Drop the pictures from the entries below, then reproduce the rest exactly.

═════ SUPPLIED DATA ═════

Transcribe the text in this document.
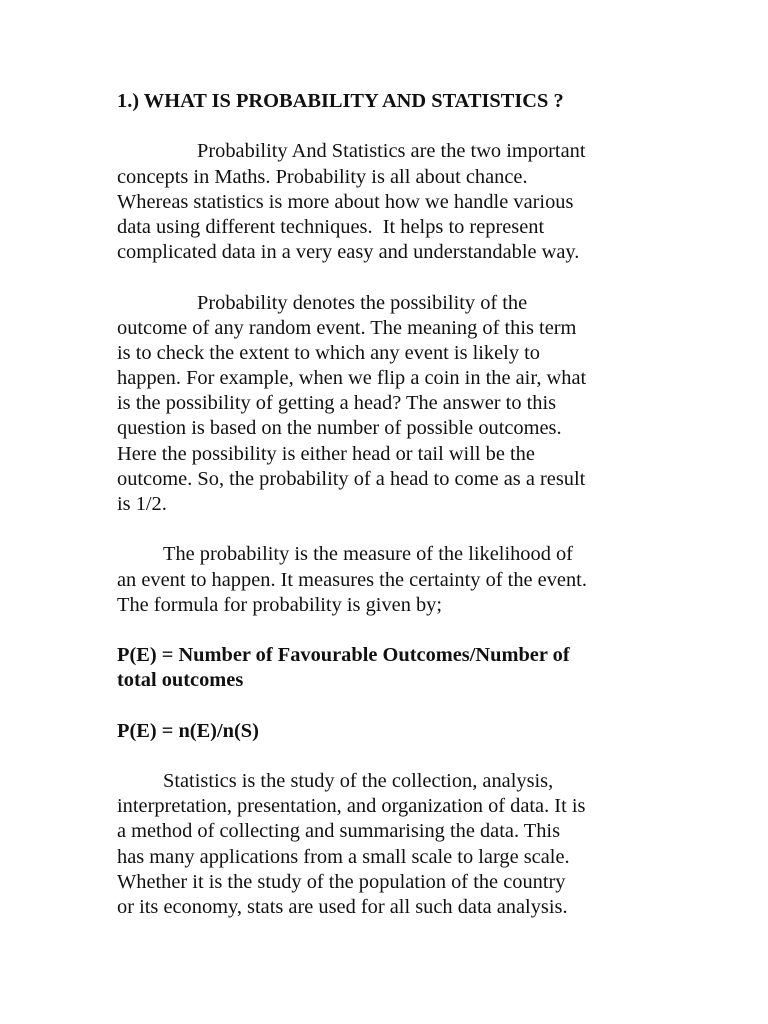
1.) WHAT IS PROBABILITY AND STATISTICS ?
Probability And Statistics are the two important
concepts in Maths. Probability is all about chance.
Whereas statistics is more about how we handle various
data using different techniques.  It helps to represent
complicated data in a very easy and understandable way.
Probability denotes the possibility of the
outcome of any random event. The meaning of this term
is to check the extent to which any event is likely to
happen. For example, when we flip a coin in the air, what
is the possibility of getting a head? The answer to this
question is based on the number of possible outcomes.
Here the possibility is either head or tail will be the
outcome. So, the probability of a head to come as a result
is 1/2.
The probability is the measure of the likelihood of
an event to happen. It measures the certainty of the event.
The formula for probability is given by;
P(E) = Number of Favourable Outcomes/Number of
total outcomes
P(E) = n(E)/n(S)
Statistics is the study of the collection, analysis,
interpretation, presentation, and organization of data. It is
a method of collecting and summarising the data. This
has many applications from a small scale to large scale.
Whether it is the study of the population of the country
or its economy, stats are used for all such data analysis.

═════

SOLUTION TO THE PROBLEM.
Transcribe the text in this document.
1.) WHAT IS PROBABILITY AND STATISTICS ?
Probability And Statistics are the two important
concepts in Maths. Probability is all about chance.
Whereas statistics is more about how we handle various
data using different techniques.  It helps to represent
complicated data in a very easy and understandable way.
Probability denotes the possibility of the
outcome of any random event. The meaning of this term
is to check the extent to which any event is likely to
happen. For example, when we flip a coin in the air, what
is the possibility of getting a head? The answer to this
question is based on the number of possible outcomes.
Here the possibility is either head or tail will be the
outcome. So, the probability of a head to come as a result
is 1/2.
The probability is the measure of the likelihood of
an event to happen. It measures the certainty of the event.
The formula for probability is given by;
P(E) = Number of Favourable Outcomes/Number of
total outcomes
P(E) = n(E)/n(S)
Statistics is the study of the collection, analysis,
interpretation, presentation, and organization of data. It is
a method of collecting and summarising the data. This
has many applications from a small scale to large scale.
Whether it is the study of the population of the country
or its economy, stats are used for all such data analysis.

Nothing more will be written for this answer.